• _Requirement_
Copy every line of the records below word for word, and leave the pictures out of your copy.

• _The input_

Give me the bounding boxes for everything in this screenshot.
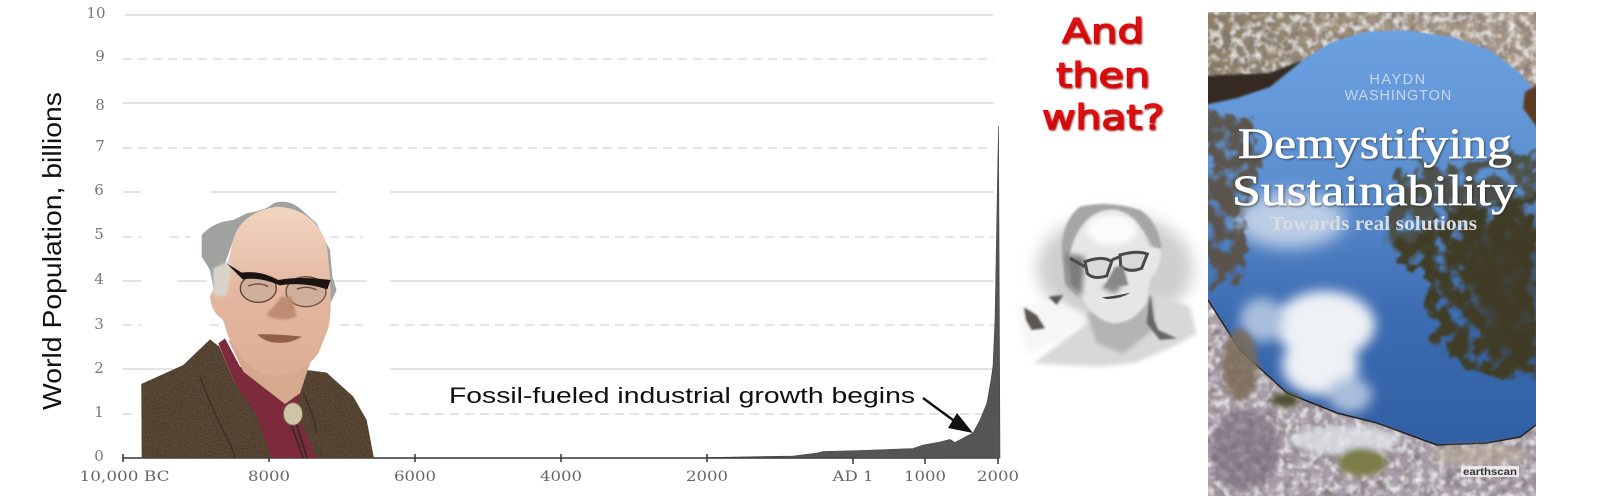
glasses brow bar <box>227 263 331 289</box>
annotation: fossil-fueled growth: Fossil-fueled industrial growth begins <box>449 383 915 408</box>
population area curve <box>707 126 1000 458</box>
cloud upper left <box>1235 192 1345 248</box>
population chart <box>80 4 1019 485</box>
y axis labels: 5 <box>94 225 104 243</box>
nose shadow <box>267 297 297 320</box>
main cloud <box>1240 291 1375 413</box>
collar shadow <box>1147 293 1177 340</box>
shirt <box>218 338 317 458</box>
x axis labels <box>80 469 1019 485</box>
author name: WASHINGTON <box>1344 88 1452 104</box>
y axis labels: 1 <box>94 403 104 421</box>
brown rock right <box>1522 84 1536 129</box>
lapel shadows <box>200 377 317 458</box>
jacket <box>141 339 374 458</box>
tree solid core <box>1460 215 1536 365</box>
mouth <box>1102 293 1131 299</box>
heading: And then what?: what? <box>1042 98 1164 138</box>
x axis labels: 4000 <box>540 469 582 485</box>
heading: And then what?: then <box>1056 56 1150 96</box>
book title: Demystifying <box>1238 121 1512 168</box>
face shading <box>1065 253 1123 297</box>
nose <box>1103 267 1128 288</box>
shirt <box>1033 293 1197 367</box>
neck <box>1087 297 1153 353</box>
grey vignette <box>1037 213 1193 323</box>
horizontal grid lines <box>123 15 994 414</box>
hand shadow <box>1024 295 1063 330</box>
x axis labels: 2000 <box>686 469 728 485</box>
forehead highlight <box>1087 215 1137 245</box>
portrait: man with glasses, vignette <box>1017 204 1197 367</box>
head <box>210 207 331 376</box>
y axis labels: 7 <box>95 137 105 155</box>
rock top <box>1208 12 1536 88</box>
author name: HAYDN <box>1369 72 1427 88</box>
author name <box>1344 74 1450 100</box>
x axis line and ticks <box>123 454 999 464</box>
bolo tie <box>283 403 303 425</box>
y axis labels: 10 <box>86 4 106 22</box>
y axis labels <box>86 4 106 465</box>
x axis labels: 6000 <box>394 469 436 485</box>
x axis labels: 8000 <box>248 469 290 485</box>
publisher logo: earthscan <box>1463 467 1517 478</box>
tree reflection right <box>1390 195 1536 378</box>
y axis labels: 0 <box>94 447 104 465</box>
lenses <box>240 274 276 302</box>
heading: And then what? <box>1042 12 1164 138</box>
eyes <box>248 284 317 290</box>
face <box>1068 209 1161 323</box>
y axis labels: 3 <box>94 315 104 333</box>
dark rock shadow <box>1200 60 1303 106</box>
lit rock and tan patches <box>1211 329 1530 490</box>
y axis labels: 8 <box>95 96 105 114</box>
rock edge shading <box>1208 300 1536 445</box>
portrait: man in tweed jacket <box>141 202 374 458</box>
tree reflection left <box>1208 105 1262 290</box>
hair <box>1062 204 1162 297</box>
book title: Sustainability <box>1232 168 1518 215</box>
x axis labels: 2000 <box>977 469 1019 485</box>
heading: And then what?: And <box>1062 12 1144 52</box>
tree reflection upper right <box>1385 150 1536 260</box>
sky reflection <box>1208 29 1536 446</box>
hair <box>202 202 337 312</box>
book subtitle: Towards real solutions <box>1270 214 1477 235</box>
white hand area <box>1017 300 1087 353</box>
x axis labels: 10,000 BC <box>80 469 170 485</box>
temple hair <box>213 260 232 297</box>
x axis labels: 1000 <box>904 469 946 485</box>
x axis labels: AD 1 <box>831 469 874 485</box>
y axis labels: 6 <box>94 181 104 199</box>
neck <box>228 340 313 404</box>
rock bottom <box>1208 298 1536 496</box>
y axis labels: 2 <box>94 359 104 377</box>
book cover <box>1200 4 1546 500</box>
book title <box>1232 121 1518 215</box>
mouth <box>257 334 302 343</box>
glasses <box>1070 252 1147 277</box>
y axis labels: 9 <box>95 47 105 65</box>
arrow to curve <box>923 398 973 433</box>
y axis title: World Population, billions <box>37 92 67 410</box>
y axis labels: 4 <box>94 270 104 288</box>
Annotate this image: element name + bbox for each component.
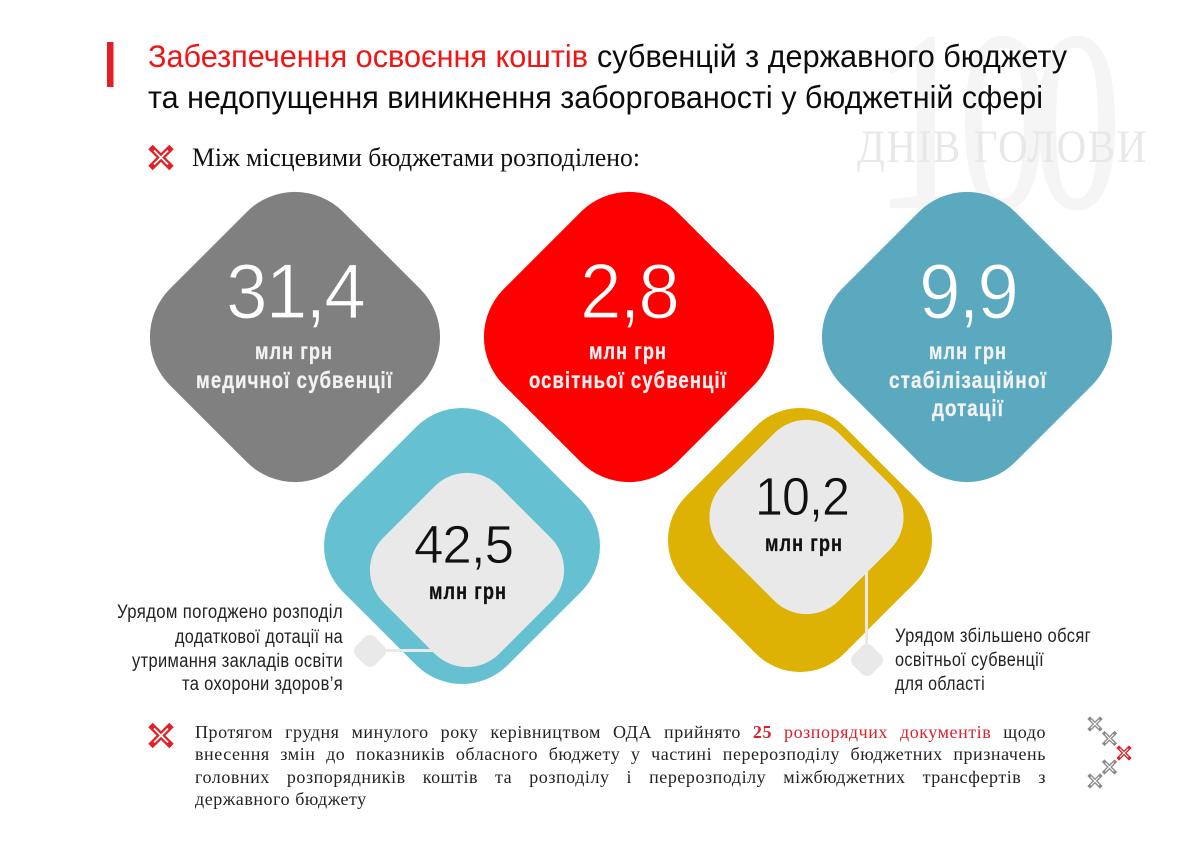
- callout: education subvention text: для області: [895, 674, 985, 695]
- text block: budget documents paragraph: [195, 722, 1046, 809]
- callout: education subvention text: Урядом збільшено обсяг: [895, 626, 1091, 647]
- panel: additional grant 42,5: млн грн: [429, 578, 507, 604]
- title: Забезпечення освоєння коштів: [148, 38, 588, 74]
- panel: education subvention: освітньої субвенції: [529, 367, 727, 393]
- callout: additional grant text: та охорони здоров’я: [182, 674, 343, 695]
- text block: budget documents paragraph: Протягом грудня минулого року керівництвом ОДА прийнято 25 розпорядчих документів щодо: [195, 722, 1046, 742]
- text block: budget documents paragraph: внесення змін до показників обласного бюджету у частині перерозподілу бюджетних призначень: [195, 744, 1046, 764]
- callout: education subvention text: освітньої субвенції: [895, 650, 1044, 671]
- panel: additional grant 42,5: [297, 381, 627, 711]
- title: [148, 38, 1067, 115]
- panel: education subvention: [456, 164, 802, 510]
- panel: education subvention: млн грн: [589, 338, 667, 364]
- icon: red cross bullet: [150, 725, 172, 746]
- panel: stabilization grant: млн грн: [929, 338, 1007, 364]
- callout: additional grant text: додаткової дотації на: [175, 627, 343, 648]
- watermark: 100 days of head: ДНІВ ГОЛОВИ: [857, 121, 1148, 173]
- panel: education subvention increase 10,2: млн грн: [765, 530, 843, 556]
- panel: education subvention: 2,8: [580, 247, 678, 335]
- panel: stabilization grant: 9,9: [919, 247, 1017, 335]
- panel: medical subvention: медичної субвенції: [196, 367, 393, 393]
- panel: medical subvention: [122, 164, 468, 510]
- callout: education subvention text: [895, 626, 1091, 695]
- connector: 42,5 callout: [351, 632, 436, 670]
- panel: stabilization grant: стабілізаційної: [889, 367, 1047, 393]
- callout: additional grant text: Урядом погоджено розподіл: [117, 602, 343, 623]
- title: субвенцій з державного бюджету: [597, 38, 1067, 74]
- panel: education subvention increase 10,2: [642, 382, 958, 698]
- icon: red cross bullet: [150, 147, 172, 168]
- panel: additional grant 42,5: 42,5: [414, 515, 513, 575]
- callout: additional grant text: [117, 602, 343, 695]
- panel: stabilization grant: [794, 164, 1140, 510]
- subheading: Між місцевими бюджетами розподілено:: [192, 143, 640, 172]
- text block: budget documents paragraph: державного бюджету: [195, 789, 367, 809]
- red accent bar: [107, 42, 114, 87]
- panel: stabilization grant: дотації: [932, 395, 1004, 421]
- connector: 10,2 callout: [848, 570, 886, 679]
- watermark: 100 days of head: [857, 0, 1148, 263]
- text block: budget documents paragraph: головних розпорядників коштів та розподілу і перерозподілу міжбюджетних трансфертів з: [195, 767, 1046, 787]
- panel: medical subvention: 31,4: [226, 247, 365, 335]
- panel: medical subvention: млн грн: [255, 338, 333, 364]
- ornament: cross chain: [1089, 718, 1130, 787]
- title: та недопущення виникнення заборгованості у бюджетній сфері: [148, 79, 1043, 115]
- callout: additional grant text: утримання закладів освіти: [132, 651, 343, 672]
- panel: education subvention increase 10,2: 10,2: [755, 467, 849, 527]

• _Problem solution_
Give me the bounding boxes for everything in this screenshot.
glasses brow bar <box>227 263 331 289</box>
annotation: fossil-fueled growth: Fossil-fueled industrial growth begins <box>449 383 915 408</box>
population area curve <box>707 126 1000 458</box>
cloud upper left <box>1235 192 1345 248</box>
population chart <box>80 4 1019 485</box>
y axis labels: 5 <box>94 225 104 243</box>
nose shadow <box>267 297 297 320</box>
main cloud <box>1240 291 1375 413</box>
collar shadow <box>1147 293 1177 340</box>
shirt <box>218 338 317 458</box>
x axis labels <box>80 469 1019 485</box>
author name: WASHINGTON <box>1344 88 1452 104</box>
y axis labels: 1 <box>94 403 104 421</box>
brown rock right <box>1522 84 1536 129</box>
lapel shadows <box>200 377 317 458</box>
jacket <box>141 339 374 458</box>
tree solid core <box>1460 215 1536 365</box>
mouth <box>1102 293 1131 299</box>
heading: And then what?: what? <box>1042 98 1164 138</box>
x axis labels: 4000 <box>540 469 582 485</box>
heading: And then what?: then <box>1056 56 1150 96</box>
book title: Demystifying <box>1238 121 1512 168</box>
face shading <box>1065 253 1123 297</box>
nose <box>1103 267 1128 288</box>
shirt <box>1033 293 1197 367</box>
neck <box>1087 297 1153 353</box>
grey vignette <box>1037 213 1193 323</box>
horizontal grid lines <box>123 15 994 414</box>
hand shadow <box>1024 295 1063 330</box>
x axis labels: 2000 <box>686 469 728 485</box>
forehead highlight <box>1087 215 1137 245</box>
portrait: man with glasses, vignette <box>1017 204 1197 367</box>
head <box>210 207 331 376</box>
y axis labels: 7 <box>95 137 105 155</box>
rock top <box>1208 12 1536 88</box>
author name: HAYDN <box>1369 72 1427 88</box>
author name <box>1344 74 1450 100</box>
x axis line and ticks <box>123 454 999 464</box>
bolo tie <box>283 403 303 425</box>
y axis labels: 10 <box>86 4 106 22</box>
y axis labels <box>86 4 106 465</box>
x axis labels: 6000 <box>394 469 436 485</box>
x axis labels: 8000 <box>248 469 290 485</box>
publisher logo: earthscan <box>1463 467 1517 478</box>
tree reflection right <box>1390 195 1536 378</box>
y axis labels: 0 <box>94 447 104 465</box>
lenses <box>240 274 276 302</box>
heading: And then what? <box>1042 12 1164 138</box>
eyes <box>248 284 317 290</box>
face <box>1068 209 1161 323</box>
y axis labels: 3 <box>94 315 104 333</box>
dark rock shadow <box>1200 60 1303 106</box>
lit rock and tan patches <box>1211 329 1530 490</box>
y axis labels: 8 <box>95 96 105 114</box>
rock edge shading <box>1208 300 1536 445</box>
portrait: man in tweed jacket <box>141 202 374 458</box>
tree reflection left <box>1208 105 1262 290</box>
hair <box>1062 204 1162 297</box>
book title: Sustainability <box>1232 168 1518 215</box>
x axis labels: 2000 <box>977 469 1019 485</box>
heading: And then what?: And <box>1062 12 1144 52</box>
tree reflection upper right <box>1385 150 1536 260</box>
sky reflection <box>1208 29 1536 446</box>
hair <box>202 202 337 312</box>
book subtitle: Towards real solutions <box>1270 214 1477 235</box>
white hand area <box>1017 300 1087 353</box>
x axis labels: 10,000 BC <box>80 469 170 485</box>
temple hair <box>213 260 232 297</box>
x axis labels: 1000 <box>904 469 946 485</box>
x axis labels: AD 1 <box>831 469 874 485</box>
y axis labels: 6 <box>94 181 104 199</box>
neck <box>228 340 313 404</box>
rock bottom <box>1208 298 1536 496</box>
y axis labels: 2 <box>94 359 104 377</box>
book cover <box>1200 4 1546 500</box>
book title <box>1232 121 1518 215</box>
mouth <box>257 334 302 343</box>
glasses <box>1070 252 1147 277</box>
y axis labels: 9 <box>95 47 105 65</box>
arrow to curve <box>923 398 973 433</box>
y axis title: World Population, billions <box>37 92 67 410</box>
y axis labels: 4 <box>94 270 104 288</box>
Annotate this image: element name + bbox for each component.
- callout: education subvention text: для області: [895, 674, 985, 695]
- text block: budget documents paragraph: [195, 722, 1046, 809]
- callout: education subvention text: Урядом збільшено обсяг: [895, 626, 1091, 647]
- panel: additional grant 42,5: млн грн: [429, 578, 507, 604]
- title: Забезпечення освоєння коштів: [148, 38, 588, 74]
- panel: education subvention: освітньої субвенції: [529, 367, 727, 393]
- callout: additional grant text: та охорони здоров’я: [182, 674, 343, 695]
- text block: budget documents paragraph: Протягом грудня минулого року керівництвом ОДА прийнято 25 розпорядчих документів щодо: [195, 722, 1046, 742]
- text block: budget documents paragraph: внесення змін до показників обласного бюджету у частині перерозподілу бюджетних призначень: [195, 744, 1046, 764]
- callout: education subvention text: освітньої субвенції: [895, 650, 1044, 671]
- panel: additional grant 42,5: [297, 381, 627, 711]
- title: [148, 38, 1067, 115]
- panel: education subvention: [456, 164, 802, 510]
- panel: education subvention: млн грн: [589, 338, 667, 364]
- icon: red cross bullet: [150, 725, 172, 746]
- panel: stabilization grant: млн грн: [929, 338, 1007, 364]
- callout: additional grant text: додаткової дотації на: [175, 627, 343, 648]
- watermark: 100 days of head: ДНІВ ГОЛОВИ: [857, 121, 1148, 173]
- panel: education subvention increase 10,2: млн грн: [765, 530, 843, 556]
- panel: education subvention: 2,8: [580, 247, 678, 335]
- panel: stabilization grant: 9,9: [919, 247, 1017, 335]
- panel: medical subvention: медичної субвенції: [196, 367, 393, 393]
- panel: medical subvention: [122, 164, 468, 510]
- callout: education subvention text: [895, 626, 1091, 695]
- connector: 42,5 callout: [351, 632, 436, 670]
- panel: stabilization grant: стабілізаційної: [889, 367, 1047, 393]
- callout: additional grant text: Урядом погоджено розподіл: [117, 602, 343, 623]
- title: субвенцій з державного бюджету: [597, 38, 1067, 74]
- panel: education subvention increase 10,2: [642, 382, 958, 698]
- icon: red cross bullet: [150, 147, 172, 168]
- panel: additional grant 42,5: 42,5: [414, 515, 513, 575]
- callout: additional grant text: [117, 602, 343, 695]
- panel: stabilization grant: [794, 164, 1140, 510]
- subheading: Між місцевими бюджетами розподілено:: [192, 143, 640, 172]
- text block: budget documents paragraph: державного бюджету: [195, 789, 367, 809]
- red accent bar: [107, 42, 114, 87]
- panel: stabilization grant: дотації: [932, 395, 1004, 421]
- connector: 10,2 callout: [848, 570, 886, 679]
- watermark: 100 days of head: [857, 0, 1148, 263]
- text block: budget documents paragraph: головних розпорядників коштів та розподілу і перерозподілу міжбюджетних трансфертів з: [195, 767, 1046, 787]
- panel: medical subvention: 31,4: [226, 247, 365, 335]
- panel: medical subvention: млн грн: [255, 338, 333, 364]
- ornament: cross chain: [1089, 718, 1130, 787]
- title: та недопущення виникнення заборгованості у бюджетній сфері: [148, 79, 1043, 115]
- callout: additional grant text: утримання закладів освіти: [132, 651, 343, 672]
- panel: education subvention increase 10,2: 10,2: [755, 467, 849, 527]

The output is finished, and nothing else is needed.